Task statement: Show each line that has the string "active" in it.

Records about charts and figures:
--- Start ---
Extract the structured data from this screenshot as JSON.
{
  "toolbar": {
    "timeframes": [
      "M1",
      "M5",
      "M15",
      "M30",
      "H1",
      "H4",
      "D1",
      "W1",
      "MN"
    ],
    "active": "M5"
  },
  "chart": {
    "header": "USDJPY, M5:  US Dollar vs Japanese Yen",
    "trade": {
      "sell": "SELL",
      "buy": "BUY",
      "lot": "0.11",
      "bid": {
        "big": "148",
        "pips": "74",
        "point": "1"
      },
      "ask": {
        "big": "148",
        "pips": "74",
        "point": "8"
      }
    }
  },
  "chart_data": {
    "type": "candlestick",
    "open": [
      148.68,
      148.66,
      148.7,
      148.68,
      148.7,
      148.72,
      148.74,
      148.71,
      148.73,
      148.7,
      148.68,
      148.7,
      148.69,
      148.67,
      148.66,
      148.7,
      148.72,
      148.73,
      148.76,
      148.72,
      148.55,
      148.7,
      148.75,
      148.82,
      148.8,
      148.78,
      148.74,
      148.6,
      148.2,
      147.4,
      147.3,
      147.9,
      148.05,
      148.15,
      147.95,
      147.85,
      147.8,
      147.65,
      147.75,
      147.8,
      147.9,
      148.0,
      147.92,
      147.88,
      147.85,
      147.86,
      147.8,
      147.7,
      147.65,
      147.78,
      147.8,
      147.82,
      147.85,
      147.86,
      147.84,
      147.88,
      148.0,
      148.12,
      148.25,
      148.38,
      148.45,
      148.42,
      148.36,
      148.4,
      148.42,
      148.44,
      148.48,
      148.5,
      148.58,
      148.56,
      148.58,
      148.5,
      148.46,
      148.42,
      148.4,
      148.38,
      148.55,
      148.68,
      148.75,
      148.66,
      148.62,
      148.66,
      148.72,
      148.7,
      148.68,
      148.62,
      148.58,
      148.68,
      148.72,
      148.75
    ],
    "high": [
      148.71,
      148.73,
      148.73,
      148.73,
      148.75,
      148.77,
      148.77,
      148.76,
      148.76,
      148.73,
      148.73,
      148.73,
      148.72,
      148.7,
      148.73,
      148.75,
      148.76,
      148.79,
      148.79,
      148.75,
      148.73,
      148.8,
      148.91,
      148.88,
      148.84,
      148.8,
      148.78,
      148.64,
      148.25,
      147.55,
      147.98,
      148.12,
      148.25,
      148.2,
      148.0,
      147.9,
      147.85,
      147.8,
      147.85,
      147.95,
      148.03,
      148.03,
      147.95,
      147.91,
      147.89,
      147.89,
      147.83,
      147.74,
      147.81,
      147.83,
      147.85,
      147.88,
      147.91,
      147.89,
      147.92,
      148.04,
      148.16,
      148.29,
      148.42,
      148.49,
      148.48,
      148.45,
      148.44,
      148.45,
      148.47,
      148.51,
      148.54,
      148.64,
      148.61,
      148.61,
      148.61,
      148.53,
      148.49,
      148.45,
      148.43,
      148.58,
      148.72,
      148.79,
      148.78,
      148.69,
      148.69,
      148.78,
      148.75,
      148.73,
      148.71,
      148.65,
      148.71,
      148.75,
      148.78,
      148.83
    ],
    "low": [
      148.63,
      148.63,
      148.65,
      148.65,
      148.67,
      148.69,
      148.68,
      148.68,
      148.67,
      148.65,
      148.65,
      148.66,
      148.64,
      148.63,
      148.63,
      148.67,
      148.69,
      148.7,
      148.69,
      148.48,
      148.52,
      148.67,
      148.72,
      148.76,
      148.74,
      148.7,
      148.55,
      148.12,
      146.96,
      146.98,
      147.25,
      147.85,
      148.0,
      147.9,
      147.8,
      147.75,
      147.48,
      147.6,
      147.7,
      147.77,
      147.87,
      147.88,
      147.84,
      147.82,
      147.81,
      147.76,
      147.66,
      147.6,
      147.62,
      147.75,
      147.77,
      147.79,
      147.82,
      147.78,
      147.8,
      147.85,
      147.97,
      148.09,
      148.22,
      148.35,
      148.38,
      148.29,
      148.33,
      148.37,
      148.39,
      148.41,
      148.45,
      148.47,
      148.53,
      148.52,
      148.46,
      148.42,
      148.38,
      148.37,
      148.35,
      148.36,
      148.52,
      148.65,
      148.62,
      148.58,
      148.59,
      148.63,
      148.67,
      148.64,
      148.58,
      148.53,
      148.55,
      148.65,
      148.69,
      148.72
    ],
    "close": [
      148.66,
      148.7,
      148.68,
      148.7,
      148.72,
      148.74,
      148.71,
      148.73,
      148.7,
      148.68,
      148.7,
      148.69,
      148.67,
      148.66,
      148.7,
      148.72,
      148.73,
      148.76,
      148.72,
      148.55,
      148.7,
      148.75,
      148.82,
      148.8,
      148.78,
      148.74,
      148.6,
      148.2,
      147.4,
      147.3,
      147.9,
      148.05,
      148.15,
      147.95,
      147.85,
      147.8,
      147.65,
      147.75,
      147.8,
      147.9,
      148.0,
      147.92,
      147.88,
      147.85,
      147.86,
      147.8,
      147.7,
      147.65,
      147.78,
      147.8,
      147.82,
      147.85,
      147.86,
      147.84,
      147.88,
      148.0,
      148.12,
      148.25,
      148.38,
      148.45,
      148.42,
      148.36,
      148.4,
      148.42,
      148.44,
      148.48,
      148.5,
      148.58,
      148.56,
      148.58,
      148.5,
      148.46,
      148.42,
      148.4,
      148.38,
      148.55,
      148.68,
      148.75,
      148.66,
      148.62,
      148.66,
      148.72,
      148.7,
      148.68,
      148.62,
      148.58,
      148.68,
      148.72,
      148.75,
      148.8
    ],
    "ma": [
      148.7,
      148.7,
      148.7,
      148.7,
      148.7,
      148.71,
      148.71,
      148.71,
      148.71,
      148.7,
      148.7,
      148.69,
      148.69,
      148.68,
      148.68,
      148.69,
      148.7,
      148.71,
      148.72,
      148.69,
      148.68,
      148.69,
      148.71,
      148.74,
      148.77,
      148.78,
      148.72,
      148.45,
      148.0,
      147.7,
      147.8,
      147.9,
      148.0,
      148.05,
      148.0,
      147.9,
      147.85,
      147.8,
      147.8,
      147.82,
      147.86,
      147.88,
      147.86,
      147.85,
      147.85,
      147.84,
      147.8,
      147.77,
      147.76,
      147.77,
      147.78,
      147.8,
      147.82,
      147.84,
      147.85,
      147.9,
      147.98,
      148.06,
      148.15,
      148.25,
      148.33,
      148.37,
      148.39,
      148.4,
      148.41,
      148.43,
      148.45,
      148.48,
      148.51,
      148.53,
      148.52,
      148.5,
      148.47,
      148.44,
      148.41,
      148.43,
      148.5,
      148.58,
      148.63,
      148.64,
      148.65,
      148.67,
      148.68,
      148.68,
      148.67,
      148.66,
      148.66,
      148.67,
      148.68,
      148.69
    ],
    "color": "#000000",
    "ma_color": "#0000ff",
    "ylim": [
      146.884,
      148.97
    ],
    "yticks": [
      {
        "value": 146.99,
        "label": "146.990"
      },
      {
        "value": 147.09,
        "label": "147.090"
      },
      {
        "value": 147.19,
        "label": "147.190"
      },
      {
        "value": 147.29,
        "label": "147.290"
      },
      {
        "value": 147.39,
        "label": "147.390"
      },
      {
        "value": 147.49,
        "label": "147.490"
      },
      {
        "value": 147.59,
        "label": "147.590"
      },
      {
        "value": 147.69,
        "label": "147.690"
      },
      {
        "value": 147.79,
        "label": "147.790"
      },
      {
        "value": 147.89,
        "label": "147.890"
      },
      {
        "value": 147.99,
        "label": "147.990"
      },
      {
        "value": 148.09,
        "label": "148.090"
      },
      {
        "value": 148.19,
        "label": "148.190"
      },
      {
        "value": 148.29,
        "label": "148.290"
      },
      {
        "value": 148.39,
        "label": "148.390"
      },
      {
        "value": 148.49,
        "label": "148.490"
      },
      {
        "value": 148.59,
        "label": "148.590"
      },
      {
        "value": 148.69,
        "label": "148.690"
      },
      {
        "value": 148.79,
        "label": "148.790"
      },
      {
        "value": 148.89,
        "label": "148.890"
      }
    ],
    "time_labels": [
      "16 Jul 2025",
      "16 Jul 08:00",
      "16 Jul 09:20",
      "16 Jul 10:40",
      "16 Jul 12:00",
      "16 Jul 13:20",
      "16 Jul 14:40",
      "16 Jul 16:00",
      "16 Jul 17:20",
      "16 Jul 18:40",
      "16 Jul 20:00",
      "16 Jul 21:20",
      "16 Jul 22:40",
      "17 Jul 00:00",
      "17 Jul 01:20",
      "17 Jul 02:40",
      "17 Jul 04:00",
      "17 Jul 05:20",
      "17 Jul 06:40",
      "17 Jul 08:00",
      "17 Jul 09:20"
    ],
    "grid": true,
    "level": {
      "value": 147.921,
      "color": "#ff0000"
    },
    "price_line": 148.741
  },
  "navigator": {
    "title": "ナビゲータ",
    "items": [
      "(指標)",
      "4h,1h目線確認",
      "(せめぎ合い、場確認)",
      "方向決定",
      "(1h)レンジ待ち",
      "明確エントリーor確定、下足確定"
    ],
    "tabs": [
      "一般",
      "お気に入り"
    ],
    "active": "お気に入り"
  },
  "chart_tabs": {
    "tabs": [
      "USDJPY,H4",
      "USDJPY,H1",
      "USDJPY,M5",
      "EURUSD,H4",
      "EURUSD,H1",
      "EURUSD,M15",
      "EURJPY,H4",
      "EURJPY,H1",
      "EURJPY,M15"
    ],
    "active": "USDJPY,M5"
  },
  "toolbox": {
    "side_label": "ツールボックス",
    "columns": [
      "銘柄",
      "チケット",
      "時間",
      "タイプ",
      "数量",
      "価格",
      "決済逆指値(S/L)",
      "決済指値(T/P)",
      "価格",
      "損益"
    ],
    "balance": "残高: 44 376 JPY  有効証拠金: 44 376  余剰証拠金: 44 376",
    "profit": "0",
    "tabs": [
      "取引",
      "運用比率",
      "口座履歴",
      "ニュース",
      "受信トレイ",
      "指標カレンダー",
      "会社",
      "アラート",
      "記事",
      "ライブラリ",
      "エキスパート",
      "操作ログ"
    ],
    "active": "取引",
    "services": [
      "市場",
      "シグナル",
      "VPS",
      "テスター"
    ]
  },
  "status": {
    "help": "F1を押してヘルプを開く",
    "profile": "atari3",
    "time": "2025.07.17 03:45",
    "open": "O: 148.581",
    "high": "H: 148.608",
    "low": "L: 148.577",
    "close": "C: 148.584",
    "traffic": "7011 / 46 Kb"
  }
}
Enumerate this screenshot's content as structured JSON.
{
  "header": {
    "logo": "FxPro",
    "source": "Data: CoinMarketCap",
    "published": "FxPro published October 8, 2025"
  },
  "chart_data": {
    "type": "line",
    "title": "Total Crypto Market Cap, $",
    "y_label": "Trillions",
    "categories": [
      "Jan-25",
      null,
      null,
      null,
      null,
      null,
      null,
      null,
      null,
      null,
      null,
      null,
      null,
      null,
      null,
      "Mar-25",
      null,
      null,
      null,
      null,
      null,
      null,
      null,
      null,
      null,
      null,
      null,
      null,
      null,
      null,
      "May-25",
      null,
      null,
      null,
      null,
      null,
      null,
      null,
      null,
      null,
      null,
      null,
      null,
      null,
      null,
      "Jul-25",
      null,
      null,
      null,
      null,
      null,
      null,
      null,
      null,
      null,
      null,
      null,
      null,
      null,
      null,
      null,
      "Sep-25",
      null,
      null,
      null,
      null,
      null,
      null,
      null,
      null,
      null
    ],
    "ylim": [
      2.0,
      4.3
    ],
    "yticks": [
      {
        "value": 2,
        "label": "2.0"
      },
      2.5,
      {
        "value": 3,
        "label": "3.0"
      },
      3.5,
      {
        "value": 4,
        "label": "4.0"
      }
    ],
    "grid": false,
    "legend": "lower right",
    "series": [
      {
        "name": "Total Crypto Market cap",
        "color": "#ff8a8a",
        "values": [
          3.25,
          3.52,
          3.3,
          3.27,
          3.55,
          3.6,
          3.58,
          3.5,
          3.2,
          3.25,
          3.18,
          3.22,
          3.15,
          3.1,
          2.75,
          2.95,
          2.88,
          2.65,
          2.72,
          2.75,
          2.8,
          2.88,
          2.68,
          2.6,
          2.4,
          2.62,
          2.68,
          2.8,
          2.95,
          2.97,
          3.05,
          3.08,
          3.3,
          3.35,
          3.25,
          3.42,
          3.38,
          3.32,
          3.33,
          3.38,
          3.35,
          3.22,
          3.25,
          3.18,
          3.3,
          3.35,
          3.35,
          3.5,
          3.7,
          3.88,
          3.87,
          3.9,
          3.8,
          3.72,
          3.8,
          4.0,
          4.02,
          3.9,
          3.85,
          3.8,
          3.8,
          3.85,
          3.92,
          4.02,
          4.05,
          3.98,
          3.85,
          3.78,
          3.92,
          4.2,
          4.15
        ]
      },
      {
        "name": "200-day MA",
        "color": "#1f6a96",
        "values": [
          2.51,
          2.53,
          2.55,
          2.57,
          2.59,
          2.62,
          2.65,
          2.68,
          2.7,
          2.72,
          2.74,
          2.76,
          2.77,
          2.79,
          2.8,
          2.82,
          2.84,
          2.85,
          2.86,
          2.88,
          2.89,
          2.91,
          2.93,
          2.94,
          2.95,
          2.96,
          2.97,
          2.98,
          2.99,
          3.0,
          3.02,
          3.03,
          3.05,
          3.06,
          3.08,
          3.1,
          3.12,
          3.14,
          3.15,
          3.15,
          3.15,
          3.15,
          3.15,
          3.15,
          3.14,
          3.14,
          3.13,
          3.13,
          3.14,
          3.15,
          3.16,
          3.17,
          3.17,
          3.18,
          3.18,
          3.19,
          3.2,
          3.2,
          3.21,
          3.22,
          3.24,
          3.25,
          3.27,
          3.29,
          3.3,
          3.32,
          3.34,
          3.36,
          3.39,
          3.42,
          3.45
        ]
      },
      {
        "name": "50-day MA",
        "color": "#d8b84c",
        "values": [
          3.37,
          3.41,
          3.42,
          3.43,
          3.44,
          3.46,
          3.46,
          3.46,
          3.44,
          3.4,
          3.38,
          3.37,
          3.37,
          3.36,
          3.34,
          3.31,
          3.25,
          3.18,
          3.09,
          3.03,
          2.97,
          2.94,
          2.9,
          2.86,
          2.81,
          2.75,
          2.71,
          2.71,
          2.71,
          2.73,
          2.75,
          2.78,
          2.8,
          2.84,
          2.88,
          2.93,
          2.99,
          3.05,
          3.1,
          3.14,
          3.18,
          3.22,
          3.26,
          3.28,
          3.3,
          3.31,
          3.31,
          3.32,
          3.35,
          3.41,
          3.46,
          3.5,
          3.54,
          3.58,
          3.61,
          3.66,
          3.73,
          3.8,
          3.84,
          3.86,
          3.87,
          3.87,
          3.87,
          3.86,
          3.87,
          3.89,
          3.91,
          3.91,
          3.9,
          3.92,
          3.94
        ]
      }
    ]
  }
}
--- End ---
Result of the task:
    "active": "M5"
    "active": "お気に入り"
    "active": "USDJPY,M5"
    "active": "取引",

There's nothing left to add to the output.